» Instructions for the task: Gather each line of the entries below that includes "系统核心设置".
--- BEGIN Provided records ---
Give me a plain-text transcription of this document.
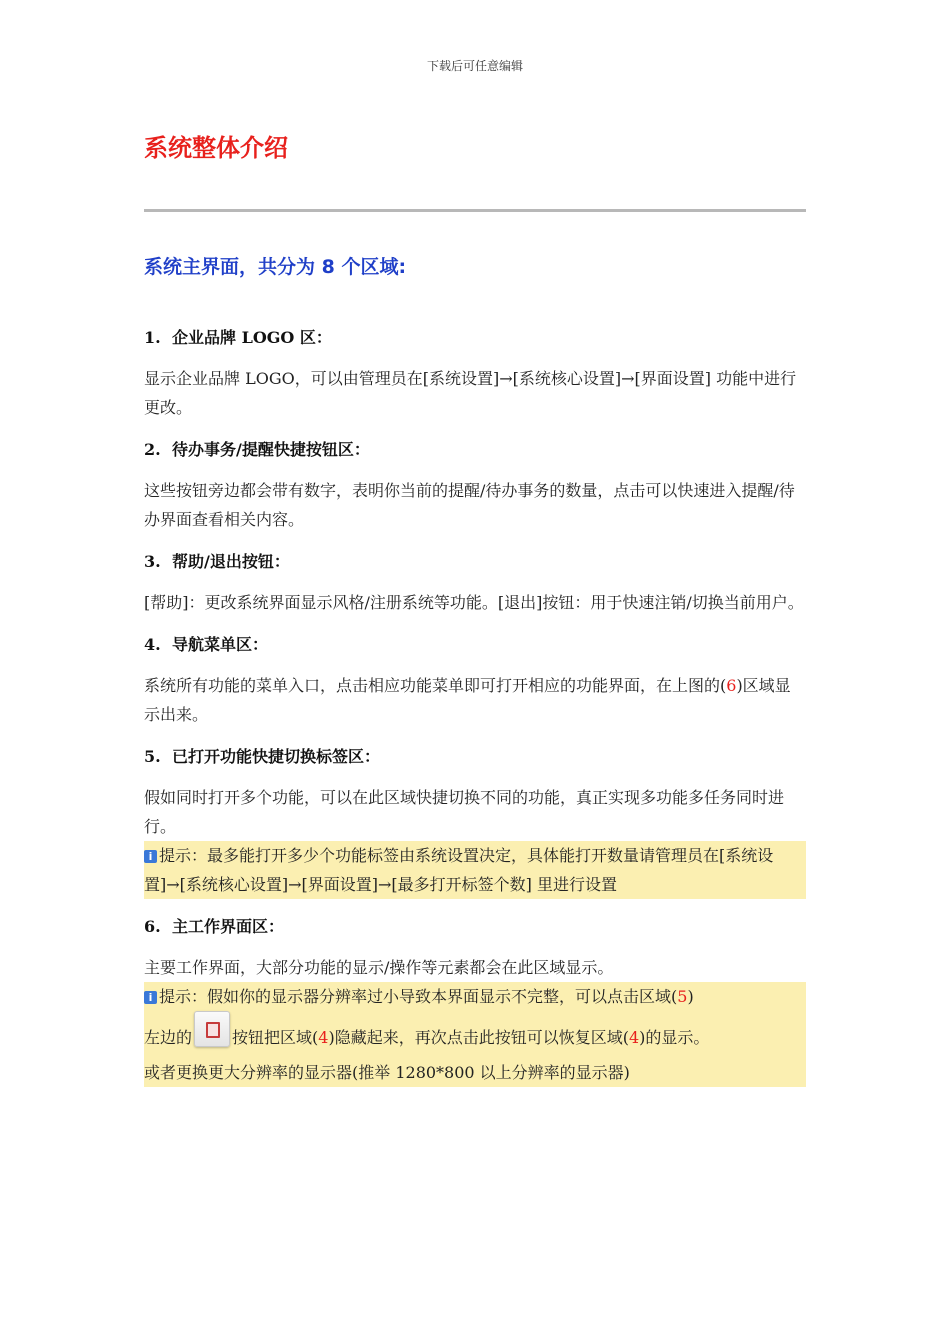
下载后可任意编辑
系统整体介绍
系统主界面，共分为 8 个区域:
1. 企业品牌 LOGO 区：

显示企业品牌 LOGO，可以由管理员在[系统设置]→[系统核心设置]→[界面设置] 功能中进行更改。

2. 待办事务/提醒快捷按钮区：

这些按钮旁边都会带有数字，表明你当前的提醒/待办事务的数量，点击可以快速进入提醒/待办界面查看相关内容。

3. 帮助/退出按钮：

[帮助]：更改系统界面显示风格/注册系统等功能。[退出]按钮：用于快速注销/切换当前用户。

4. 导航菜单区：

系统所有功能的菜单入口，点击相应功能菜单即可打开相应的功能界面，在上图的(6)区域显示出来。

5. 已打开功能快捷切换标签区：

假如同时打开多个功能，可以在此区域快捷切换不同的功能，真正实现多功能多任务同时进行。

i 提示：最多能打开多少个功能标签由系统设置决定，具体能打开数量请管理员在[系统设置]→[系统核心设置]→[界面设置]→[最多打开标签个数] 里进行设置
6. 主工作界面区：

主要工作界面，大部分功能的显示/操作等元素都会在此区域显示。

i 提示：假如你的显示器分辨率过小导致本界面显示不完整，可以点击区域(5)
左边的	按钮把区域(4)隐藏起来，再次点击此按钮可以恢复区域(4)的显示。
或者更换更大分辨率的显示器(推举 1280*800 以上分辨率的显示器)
--- END Provided records ---
--- BEGIN Provided records ---
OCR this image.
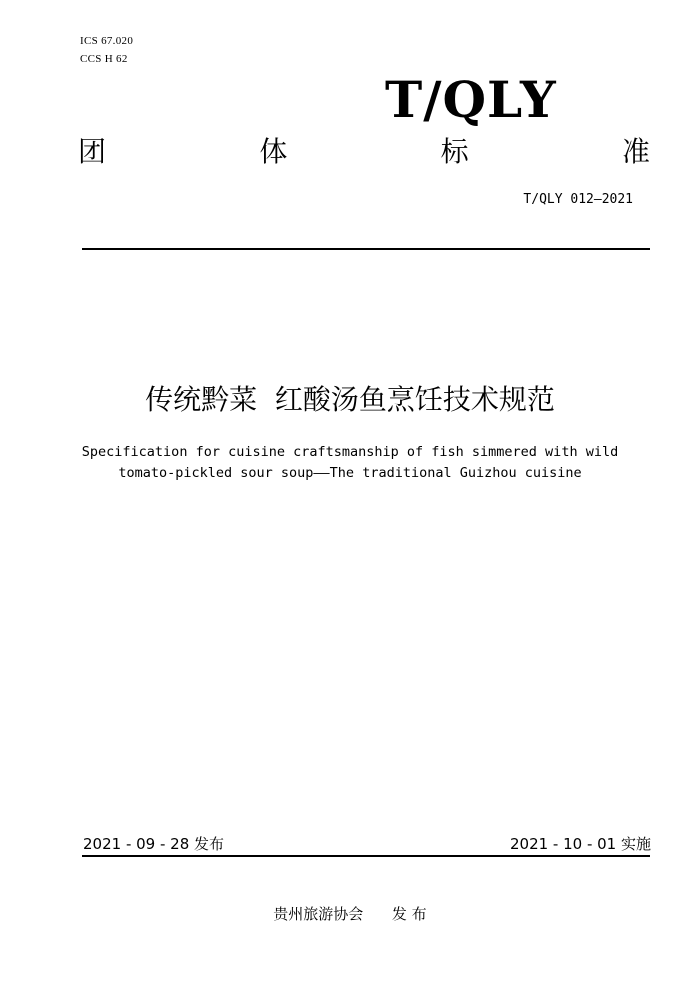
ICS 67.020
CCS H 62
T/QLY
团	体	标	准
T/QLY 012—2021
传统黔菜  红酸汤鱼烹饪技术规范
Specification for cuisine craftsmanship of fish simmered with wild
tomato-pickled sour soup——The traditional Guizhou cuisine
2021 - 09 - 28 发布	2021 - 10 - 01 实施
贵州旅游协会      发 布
--- END Provided records ---
--- BEGIN Provided records ---
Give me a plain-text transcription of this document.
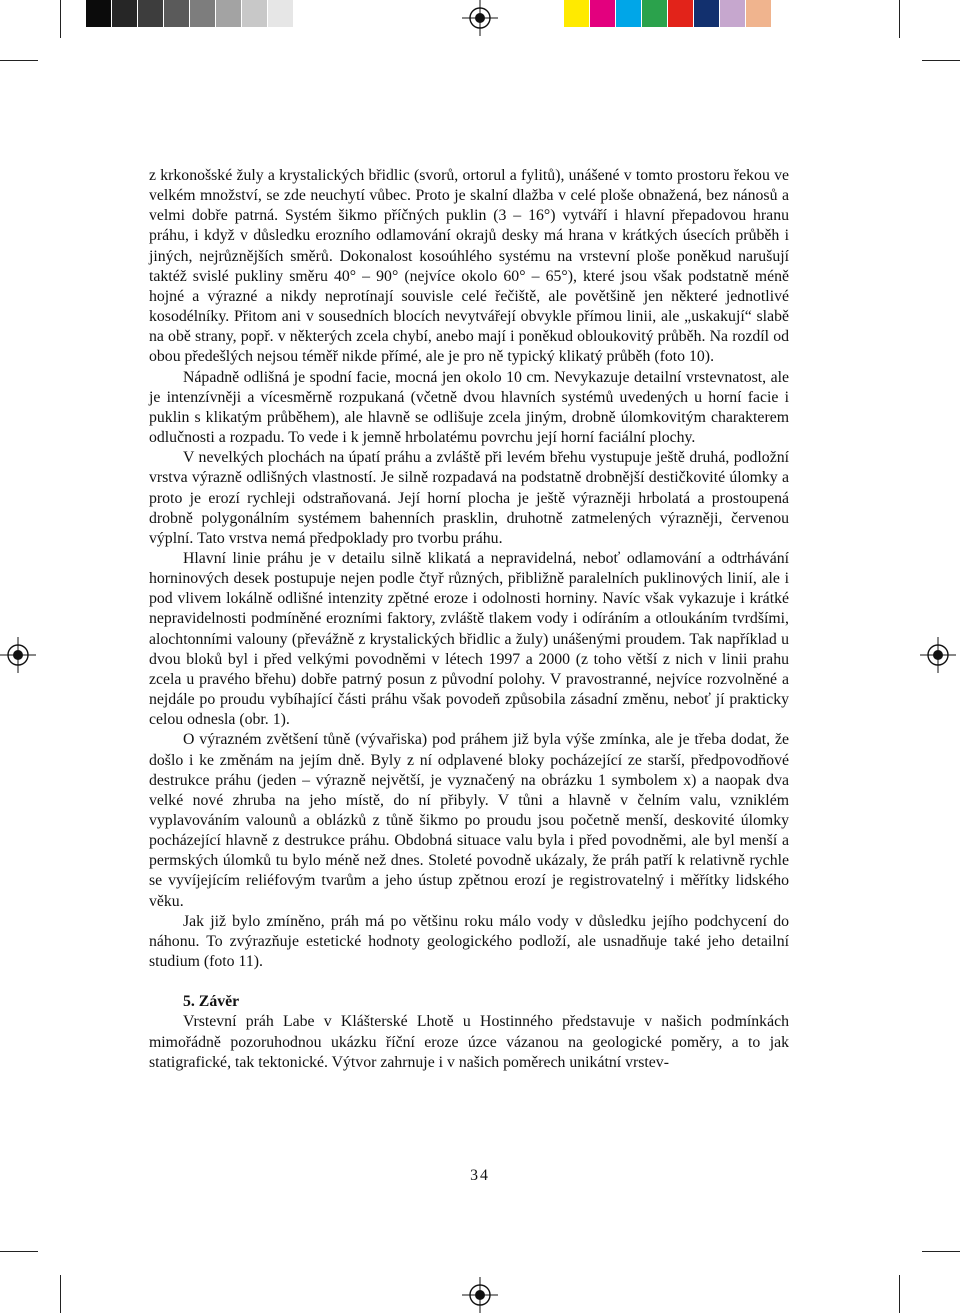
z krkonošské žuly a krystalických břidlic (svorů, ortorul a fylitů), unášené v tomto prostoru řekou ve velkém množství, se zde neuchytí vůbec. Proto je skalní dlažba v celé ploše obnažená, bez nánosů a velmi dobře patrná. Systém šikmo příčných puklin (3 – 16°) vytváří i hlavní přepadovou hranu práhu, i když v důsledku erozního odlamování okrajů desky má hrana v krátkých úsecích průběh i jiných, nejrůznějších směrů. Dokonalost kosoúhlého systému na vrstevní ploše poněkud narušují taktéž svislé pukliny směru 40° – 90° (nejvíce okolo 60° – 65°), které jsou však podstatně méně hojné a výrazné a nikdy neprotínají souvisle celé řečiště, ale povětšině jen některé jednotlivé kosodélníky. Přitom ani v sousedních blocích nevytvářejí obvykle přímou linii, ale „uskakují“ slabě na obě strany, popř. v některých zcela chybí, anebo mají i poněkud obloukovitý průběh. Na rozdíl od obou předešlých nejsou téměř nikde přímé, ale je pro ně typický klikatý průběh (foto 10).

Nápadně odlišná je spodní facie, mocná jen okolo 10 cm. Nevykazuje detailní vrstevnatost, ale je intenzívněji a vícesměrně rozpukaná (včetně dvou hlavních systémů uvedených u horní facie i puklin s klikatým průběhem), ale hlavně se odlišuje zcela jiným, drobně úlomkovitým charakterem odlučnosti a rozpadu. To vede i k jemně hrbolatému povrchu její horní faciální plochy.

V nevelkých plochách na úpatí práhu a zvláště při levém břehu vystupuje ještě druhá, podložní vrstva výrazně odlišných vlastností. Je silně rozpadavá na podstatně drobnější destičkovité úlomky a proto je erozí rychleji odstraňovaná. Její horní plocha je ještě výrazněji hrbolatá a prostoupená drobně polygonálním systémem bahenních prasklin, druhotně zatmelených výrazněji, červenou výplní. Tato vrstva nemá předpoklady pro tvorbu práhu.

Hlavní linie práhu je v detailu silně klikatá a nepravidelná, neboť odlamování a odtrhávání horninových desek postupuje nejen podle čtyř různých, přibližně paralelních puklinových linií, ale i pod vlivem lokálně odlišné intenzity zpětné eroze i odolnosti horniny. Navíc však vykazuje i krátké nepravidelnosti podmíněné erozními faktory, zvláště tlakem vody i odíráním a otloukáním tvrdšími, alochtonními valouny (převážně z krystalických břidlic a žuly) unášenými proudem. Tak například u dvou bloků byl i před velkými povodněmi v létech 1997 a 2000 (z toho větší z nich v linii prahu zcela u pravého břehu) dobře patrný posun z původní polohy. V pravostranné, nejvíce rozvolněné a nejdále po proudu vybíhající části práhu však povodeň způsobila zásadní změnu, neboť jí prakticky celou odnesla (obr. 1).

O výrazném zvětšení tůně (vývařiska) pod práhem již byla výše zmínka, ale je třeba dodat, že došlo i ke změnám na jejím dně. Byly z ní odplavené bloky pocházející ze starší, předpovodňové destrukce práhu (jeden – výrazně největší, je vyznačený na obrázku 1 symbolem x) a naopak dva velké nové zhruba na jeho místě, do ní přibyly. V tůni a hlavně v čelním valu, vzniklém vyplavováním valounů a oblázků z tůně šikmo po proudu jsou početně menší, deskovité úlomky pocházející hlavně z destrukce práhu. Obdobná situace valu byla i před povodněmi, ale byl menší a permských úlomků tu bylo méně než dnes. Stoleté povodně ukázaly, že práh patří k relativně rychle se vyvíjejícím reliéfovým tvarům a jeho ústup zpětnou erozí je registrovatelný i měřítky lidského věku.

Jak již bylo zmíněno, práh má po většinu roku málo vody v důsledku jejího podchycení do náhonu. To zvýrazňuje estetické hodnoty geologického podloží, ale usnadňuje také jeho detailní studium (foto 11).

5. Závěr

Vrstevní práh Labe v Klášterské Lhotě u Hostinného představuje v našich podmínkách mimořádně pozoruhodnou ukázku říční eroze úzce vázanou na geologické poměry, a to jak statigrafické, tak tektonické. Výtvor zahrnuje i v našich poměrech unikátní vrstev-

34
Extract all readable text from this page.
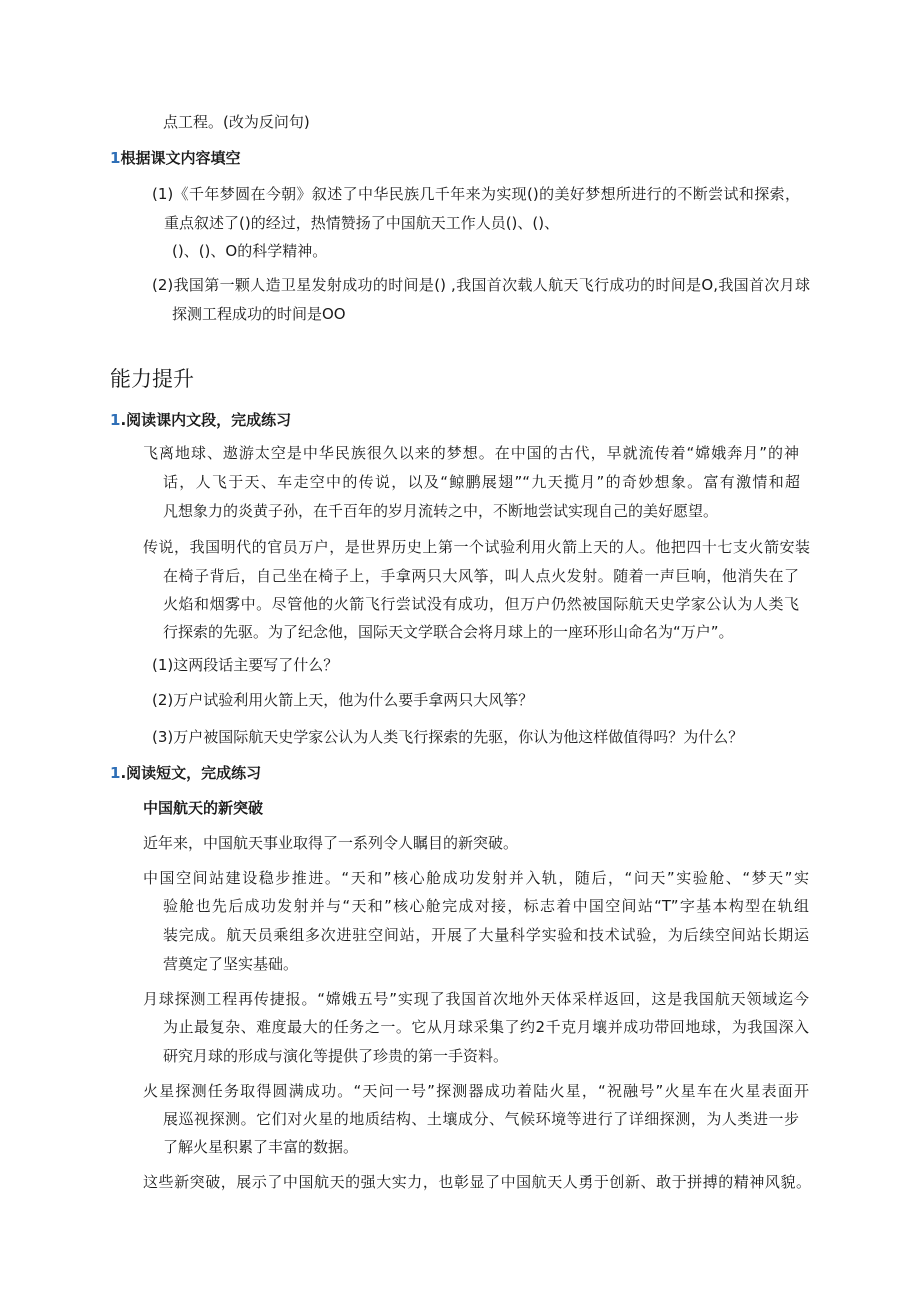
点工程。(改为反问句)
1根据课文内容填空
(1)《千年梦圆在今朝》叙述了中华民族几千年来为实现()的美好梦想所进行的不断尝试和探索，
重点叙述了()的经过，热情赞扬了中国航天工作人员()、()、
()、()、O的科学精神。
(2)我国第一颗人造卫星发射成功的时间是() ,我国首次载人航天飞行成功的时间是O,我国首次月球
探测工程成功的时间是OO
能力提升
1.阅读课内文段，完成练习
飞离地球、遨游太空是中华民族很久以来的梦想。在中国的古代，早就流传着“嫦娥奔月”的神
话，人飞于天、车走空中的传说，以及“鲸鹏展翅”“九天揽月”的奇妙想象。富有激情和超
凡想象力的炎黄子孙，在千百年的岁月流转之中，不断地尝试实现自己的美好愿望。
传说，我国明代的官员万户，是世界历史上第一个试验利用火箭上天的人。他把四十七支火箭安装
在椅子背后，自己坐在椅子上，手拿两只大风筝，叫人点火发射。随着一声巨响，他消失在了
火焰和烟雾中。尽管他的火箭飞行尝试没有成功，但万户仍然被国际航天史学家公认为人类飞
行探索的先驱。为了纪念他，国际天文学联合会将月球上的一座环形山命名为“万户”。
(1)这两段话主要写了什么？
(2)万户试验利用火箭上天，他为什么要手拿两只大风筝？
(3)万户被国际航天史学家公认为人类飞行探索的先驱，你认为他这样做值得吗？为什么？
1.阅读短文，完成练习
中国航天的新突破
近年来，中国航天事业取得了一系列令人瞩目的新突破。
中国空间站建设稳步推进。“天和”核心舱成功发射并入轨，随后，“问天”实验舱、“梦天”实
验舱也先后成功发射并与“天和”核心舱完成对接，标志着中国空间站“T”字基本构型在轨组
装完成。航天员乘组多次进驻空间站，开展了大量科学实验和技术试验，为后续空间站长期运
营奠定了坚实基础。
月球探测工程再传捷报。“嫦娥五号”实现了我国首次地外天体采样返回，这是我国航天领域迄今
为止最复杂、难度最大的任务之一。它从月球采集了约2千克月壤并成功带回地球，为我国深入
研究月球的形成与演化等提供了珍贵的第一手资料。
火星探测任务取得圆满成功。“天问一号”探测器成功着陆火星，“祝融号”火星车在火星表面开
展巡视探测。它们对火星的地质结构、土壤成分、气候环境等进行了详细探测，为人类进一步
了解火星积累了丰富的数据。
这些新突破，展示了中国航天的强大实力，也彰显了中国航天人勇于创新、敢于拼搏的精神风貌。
--- END Provided records ---
» The completed task:
显示企业品牌 LOGO，可以由管理员在[系统设置]→[系统核心设置]→[界面设置] 功能中进行更改。
i 提示：最多能打开多少个功能标签由系统设置决定，具体能打开数量请管理员在[系统设置]→[系统核心设置]→[界面设置]→[最多打开标签个数] 里进行设置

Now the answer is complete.